STATED TASK :: Using the records provided below, locate and copy each line that contains the word "pageviews".
:::::
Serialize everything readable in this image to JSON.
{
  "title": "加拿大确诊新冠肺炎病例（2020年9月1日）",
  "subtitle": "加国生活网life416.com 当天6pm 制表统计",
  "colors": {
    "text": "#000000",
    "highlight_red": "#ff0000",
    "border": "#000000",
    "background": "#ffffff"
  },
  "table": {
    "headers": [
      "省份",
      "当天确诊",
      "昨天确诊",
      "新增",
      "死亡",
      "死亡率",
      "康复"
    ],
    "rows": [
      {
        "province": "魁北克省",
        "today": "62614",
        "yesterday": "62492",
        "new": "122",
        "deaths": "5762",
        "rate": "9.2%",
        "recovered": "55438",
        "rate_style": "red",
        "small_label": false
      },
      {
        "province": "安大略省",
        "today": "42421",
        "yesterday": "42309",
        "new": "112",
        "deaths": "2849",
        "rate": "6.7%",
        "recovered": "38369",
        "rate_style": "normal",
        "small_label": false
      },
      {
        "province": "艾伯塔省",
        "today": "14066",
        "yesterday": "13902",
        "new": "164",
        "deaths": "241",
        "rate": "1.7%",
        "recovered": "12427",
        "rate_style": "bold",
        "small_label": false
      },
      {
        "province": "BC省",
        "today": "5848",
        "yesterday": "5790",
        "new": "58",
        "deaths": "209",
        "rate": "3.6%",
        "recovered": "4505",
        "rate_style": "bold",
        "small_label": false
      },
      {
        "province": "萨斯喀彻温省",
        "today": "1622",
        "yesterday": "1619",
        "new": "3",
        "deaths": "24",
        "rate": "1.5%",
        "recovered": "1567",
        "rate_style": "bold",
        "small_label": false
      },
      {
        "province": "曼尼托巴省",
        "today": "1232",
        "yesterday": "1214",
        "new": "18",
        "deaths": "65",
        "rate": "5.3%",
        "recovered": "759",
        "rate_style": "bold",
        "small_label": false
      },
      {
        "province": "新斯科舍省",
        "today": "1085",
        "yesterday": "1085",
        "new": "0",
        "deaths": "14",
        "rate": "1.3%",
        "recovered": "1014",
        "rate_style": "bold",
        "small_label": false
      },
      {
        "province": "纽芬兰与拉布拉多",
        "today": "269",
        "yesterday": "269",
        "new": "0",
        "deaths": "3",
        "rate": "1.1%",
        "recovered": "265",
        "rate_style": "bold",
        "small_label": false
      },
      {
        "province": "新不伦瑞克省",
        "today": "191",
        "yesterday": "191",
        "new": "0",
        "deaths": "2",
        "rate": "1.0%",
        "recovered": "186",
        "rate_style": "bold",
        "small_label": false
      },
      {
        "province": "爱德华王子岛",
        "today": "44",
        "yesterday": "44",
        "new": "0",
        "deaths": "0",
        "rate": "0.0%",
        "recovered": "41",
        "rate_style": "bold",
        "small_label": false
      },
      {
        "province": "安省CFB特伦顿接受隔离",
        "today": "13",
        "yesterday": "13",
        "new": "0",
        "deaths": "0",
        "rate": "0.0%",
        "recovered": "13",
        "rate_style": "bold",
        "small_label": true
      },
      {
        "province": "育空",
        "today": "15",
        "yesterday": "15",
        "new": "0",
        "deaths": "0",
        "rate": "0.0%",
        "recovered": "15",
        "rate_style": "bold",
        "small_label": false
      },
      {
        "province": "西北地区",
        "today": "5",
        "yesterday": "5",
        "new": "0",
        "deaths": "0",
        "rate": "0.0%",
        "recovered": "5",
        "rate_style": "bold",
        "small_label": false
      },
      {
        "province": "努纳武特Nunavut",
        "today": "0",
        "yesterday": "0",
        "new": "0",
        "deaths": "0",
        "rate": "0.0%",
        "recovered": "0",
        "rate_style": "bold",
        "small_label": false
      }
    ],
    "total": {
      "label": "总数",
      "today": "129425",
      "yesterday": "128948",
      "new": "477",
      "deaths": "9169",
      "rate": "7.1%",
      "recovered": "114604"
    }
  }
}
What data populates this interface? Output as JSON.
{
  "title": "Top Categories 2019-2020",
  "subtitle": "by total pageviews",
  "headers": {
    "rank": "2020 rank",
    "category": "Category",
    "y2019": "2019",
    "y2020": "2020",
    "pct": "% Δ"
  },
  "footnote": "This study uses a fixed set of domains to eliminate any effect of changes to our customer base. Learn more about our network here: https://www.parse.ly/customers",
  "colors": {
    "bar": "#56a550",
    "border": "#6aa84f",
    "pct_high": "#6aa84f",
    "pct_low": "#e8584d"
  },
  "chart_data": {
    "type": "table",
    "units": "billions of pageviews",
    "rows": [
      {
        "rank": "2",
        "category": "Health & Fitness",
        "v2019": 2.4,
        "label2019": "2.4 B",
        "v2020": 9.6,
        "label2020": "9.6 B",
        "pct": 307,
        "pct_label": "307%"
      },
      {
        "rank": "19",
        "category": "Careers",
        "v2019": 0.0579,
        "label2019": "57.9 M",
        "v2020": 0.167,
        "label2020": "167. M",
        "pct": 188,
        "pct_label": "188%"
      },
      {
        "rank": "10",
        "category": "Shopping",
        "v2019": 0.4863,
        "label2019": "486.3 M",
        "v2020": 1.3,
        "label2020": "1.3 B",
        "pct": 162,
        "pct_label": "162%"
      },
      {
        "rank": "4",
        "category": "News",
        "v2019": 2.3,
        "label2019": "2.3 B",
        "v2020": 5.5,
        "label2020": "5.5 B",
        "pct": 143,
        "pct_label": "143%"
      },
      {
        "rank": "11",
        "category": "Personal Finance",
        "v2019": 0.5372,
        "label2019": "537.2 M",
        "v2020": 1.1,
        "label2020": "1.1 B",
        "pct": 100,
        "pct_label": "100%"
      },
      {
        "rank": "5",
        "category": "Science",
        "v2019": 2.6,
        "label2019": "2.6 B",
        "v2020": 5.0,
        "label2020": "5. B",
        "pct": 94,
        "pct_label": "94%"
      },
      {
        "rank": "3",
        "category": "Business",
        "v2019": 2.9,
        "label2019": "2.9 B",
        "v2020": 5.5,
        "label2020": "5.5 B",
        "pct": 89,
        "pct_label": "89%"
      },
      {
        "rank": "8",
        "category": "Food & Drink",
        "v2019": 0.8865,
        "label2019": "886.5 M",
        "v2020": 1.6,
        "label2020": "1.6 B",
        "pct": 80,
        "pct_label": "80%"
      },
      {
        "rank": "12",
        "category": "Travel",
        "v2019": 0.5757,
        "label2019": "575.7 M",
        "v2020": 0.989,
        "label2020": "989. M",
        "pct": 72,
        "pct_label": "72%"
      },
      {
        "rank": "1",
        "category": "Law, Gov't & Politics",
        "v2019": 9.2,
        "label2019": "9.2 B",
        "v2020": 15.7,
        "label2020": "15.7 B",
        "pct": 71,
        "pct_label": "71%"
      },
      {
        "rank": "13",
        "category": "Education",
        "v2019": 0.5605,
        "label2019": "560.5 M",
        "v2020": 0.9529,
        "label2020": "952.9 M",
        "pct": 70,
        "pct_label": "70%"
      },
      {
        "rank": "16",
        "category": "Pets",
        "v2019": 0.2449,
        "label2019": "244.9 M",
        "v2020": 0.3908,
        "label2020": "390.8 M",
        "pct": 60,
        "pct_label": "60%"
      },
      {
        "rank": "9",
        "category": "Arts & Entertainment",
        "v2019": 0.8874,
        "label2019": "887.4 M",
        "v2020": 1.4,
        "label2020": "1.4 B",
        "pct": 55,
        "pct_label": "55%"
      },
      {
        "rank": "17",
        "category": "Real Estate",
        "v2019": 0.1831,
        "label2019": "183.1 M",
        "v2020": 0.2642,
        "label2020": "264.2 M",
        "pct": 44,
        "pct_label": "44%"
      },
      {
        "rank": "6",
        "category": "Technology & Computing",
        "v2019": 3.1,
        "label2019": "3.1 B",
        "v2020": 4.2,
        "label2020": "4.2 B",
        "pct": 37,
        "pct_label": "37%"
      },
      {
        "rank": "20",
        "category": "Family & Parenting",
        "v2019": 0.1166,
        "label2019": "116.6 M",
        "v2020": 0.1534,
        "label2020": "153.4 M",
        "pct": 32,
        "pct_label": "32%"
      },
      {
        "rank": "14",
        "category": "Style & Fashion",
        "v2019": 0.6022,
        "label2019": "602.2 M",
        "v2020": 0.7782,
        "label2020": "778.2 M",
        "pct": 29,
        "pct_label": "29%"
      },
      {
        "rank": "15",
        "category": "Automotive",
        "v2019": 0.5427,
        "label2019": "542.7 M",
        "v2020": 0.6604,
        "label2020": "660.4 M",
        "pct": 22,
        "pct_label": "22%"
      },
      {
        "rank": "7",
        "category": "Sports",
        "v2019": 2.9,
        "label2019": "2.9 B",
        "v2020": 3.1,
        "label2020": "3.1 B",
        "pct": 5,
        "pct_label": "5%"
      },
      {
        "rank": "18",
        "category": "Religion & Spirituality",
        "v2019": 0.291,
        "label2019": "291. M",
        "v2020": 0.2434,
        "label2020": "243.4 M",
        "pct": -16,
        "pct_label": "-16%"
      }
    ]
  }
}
:::::
WRITTEN ANSWER ::
  "subtitle": "by total pageviews",
    "units": "billions of pageviews",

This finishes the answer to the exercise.